# Stated problem:
In the copy, include every entry exactly but none of the pictures.

[Start of Data supplied]

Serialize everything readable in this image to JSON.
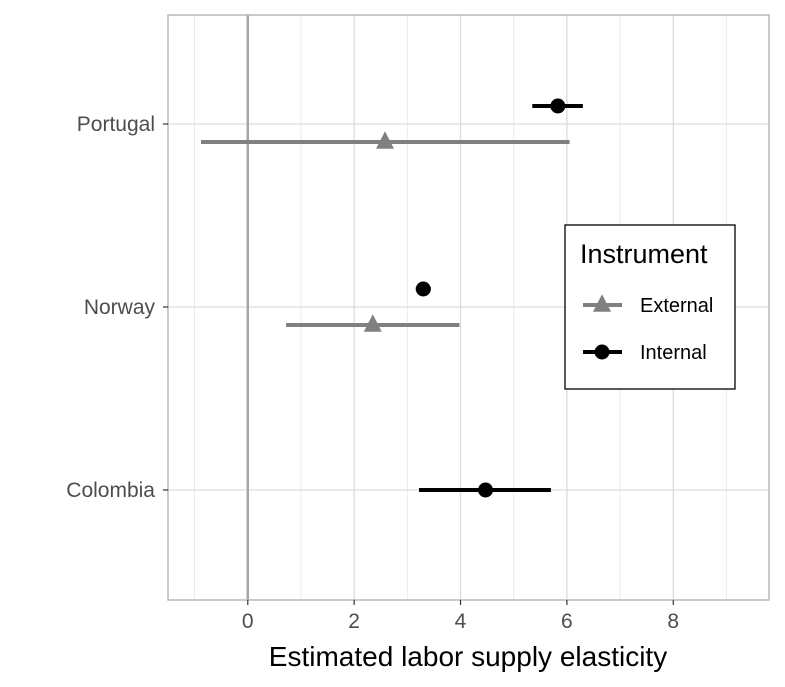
{
  "chart_data": {
    "type": "scatter",
    "subtype": "point-range (coefficient plot)",
    "title": "",
    "xlabel": "Estimated labor supply elasticity",
    "ylabel": "",
    "categories": [
      "Portugal",
      "Norway",
      "Colombia"
    ],
    "xlim": [
      -1.5,
      9.8
    ],
    "x_ticks": [
      0,
      2,
      4,
      6,
      8
    ],
    "reference_line_x": 0,
    "grid": true,
    "legend": {
      "title": "Instrument",
      "placement": "right"
    },
    "series": [
      {
        "name": "External",
        "marker": "triangle",
        "color": "#808080",
        "points": [
          {
            "category": "Portugal",
            "estimate": 2.58,
            "lower": -0.88,
            "upper": 6.05
          },
          {
            "category": "Norway",
            "estimate": 2.35,
            "lower": 0.72,
            "upper": 3.98
          }
        ]
      },
      {
        "name": "Internal",
        "marker": "circle",
        "color": "#000000",
        "points": [
          {
            "category": "Portugal",
            "estimate": 5.83,
            "lower": 5.35,
            "upper": 6.3
          },
          {
            "category": "Norway",
            "estimate": 3.3,
            "lower": 3.16,
            "upper": 3.44
          },
          {
            "category": "Colombia",
            "estimate": 4.47,
            "lower": 3.22,
            "upper": 5.7
          }
        ]
      }
    ]
  }
}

[End of Data supplied]

# Finished task:
Serialize everything readable in this image to JSON.
{
  "chart_data": {
    "type": "scatter",
    "subtype": "point-range (coefficient plot)",
    "title": "",
    "xlabel": "Estimated labor supply elasticity",
    "ylabel": "",
    "categories": [
      "Portugal",
      "Norway",
      "Colombia"
    ],
    "xlim": [
      -1.5,
      9.8
    ],
    "x_ticks": [
      0,
      2,
      4,
      6,
      8
    ],
    "reference_line_x": 0,
    "grid": true,
    "legend": {
      "title": "Instrument",
      "placement": "right"
    },
    "series": [
      {
        "name": "External",
        "marker": "triangle",
        "color": "#808080",
        "points": [
          {
            "category": "Portugal",
            "estimate": 2.58,
            "lower": -0.88,
            "upper": 6.05
          },
          {
            "category": "Norway",
            "estimate": 2.35,
            "lower": 0.72,
            "upper": 3.98
          }
        ]
      },
      {
        "name": "Internal",
        "marker": "circle",
        "color": "#000000",
        "points": [
          {
            "category": "Portugal",
            "estimate": 5.83,
            "lower": 5.35,
            "upper": 6.3
          },
          {
            "category": "Norway",
            "estimate": 3.3,
            "lower": 3.16,
            "upper": 3.44
          },
          {
            "category": "Colombia",
            "estimate": 4.47,
            "lower": 3.22,
            "upper": 5.7
          }
        ]
      }
    ]
  }
}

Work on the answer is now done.